> [What the task requires]: Gather each line of the entries below that includes "سنوات".

> [Supplied material]:
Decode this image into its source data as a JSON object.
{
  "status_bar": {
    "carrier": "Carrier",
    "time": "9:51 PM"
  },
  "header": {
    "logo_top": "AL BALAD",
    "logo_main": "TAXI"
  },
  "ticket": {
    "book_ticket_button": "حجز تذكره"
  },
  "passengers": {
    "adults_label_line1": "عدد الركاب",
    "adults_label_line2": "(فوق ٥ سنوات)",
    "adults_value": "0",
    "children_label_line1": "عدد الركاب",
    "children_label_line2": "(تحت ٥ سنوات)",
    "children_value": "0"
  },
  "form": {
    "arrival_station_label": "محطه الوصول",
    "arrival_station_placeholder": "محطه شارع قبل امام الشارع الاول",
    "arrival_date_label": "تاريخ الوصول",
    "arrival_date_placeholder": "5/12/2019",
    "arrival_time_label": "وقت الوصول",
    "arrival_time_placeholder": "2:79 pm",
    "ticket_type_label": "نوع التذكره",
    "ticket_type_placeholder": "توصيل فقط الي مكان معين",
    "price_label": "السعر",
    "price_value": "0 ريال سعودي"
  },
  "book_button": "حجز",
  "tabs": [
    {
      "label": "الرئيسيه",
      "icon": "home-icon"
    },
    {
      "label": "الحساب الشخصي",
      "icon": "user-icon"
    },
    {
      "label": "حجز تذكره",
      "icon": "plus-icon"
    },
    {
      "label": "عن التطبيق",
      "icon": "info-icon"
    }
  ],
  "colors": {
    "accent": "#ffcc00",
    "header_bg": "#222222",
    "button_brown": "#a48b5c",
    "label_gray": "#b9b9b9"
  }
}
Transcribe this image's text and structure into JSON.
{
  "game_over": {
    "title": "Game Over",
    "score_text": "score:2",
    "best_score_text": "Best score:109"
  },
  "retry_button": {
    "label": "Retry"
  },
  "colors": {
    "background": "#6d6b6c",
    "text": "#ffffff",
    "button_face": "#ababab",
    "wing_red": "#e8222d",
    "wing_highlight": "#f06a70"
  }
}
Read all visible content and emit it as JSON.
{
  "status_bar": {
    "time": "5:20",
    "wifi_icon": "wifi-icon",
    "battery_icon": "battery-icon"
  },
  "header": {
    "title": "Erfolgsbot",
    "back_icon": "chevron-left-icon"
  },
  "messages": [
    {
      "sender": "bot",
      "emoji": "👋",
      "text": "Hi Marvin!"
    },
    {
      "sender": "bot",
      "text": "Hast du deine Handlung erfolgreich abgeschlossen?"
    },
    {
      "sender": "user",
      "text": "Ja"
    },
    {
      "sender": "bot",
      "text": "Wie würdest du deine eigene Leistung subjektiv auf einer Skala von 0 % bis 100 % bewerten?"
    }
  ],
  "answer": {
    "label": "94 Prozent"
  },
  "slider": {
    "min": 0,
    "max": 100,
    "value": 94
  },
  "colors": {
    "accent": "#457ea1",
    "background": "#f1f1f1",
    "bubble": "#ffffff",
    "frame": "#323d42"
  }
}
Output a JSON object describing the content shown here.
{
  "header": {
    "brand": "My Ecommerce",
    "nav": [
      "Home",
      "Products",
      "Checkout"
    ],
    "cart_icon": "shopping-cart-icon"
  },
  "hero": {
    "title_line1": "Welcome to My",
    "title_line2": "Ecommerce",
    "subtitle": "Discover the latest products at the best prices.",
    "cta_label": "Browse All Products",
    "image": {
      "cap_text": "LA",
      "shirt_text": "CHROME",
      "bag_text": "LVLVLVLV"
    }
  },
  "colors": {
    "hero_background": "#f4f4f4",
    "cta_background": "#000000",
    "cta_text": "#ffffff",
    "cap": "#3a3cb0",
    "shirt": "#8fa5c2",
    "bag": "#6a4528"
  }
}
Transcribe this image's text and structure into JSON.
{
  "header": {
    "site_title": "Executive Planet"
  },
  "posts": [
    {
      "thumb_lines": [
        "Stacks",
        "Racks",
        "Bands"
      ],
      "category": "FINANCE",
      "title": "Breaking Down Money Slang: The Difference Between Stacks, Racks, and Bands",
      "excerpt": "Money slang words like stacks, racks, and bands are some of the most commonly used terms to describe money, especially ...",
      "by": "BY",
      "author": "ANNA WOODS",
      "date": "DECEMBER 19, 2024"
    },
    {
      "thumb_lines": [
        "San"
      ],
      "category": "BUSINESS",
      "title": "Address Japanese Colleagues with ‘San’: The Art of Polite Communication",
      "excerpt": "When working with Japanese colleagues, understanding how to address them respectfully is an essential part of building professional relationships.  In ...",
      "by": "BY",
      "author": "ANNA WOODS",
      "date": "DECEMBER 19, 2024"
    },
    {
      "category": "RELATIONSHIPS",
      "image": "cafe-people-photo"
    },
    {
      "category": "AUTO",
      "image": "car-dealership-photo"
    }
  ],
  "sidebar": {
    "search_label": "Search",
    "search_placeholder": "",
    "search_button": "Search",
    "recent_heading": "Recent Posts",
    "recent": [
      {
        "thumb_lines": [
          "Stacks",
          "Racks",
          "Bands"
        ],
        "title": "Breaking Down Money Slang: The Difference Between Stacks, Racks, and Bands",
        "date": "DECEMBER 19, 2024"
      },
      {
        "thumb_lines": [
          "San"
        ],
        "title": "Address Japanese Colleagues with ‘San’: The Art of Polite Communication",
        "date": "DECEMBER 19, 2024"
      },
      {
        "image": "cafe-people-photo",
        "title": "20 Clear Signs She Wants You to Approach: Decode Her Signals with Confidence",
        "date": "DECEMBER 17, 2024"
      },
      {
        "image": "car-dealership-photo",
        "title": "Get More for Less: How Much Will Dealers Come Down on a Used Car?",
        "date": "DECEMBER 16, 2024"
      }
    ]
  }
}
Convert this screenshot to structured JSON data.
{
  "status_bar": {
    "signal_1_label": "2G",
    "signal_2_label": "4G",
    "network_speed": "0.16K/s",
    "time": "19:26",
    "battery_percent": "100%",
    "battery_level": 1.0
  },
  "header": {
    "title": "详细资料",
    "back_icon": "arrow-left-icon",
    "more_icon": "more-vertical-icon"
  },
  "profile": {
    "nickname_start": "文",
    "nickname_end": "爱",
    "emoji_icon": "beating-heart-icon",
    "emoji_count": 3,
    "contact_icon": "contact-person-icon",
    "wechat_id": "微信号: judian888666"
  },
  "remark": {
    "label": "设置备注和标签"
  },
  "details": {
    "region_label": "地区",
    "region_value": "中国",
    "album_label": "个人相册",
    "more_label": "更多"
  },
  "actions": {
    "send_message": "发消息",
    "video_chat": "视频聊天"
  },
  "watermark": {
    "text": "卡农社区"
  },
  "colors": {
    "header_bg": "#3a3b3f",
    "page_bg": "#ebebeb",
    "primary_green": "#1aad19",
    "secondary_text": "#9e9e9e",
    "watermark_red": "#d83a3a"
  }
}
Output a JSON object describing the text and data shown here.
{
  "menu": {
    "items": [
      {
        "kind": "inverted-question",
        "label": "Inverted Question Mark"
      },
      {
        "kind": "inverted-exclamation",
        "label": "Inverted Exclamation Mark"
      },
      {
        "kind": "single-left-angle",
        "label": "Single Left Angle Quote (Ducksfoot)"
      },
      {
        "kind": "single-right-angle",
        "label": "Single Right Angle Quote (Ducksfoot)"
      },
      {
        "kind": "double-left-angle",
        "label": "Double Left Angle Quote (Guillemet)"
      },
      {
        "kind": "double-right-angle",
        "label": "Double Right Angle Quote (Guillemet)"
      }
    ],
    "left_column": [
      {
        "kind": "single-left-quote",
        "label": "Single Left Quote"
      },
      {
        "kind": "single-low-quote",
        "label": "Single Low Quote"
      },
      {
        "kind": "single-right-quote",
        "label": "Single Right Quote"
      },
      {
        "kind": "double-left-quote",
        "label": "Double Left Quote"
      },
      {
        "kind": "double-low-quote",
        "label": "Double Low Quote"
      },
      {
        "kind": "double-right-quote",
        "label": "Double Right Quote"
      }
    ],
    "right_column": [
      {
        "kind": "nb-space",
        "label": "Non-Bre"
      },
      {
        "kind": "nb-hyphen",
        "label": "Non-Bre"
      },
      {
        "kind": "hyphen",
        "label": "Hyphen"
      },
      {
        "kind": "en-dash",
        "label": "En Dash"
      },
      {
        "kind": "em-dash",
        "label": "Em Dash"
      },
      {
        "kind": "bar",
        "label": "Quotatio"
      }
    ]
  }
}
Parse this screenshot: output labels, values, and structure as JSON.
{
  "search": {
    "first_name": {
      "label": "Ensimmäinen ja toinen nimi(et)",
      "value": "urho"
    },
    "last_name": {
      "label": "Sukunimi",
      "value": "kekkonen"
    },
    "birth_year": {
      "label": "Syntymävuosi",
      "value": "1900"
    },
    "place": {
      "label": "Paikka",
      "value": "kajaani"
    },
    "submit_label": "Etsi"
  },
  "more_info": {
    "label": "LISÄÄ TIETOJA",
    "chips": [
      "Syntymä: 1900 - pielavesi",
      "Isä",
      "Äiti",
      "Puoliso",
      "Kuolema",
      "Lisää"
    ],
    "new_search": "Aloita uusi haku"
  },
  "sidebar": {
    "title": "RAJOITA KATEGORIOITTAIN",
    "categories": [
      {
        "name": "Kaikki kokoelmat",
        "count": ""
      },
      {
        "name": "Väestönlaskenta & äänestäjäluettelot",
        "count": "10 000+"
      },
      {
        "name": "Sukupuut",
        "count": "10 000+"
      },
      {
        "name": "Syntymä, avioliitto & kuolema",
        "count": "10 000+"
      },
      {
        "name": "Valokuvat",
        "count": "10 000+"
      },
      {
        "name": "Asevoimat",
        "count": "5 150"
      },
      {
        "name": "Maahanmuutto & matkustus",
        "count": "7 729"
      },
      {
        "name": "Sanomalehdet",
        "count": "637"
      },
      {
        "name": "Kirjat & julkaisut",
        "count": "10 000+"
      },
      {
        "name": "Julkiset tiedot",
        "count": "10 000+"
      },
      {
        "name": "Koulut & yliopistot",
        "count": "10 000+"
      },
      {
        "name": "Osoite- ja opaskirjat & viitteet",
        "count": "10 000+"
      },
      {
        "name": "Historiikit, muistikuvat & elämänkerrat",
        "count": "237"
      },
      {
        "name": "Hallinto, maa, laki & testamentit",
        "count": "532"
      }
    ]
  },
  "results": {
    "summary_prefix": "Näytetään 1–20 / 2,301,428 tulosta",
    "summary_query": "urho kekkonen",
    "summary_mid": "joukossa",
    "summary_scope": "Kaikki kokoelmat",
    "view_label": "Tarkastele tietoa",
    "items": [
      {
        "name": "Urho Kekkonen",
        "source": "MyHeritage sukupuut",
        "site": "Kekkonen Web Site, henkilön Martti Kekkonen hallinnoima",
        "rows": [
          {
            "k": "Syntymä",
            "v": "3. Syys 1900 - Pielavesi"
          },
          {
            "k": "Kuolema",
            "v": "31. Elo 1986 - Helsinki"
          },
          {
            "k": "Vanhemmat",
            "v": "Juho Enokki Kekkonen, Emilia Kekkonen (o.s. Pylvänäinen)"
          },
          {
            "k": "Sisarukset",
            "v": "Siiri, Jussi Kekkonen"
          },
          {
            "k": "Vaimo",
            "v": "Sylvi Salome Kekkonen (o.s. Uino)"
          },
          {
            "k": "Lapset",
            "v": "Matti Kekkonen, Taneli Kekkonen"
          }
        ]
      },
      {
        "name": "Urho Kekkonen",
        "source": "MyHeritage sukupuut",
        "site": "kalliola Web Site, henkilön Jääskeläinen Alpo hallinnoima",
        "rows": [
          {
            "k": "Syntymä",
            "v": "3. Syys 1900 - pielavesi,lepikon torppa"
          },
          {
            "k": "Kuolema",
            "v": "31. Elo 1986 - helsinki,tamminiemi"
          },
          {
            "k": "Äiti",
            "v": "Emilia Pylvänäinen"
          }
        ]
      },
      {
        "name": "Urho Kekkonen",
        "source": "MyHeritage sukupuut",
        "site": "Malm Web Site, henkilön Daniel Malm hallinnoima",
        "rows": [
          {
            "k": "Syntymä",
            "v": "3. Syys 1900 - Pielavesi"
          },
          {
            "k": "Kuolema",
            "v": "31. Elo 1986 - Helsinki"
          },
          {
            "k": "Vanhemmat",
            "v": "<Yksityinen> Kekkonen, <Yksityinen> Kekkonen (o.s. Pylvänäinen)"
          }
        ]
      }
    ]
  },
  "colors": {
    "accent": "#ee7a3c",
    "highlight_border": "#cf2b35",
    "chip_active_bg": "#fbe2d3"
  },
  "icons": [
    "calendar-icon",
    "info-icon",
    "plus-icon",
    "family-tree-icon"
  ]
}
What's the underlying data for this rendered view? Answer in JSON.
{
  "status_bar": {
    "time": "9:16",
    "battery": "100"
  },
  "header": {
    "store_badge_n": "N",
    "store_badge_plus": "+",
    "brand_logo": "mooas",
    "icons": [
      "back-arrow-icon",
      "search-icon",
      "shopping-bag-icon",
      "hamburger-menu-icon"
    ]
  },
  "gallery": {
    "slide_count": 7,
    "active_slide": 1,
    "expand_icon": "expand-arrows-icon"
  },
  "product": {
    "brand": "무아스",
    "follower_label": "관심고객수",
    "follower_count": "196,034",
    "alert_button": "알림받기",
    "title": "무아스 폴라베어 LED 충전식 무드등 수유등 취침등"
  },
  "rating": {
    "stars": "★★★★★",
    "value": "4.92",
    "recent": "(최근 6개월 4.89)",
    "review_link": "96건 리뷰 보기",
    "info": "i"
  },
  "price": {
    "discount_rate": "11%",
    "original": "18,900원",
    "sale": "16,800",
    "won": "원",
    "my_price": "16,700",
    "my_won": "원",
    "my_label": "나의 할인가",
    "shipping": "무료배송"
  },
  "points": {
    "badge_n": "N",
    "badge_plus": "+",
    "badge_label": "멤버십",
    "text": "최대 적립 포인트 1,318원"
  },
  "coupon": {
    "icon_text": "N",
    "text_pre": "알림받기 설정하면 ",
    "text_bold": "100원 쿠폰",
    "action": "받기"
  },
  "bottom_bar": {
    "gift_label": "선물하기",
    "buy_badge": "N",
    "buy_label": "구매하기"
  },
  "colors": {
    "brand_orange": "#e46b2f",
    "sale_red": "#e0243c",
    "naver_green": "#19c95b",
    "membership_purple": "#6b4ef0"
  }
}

> [Exercise output]:
    "adults_label_line2": "(فوق ٥ سنوات)",
    "children_label_line2": "(تحت ٥ سنوات)",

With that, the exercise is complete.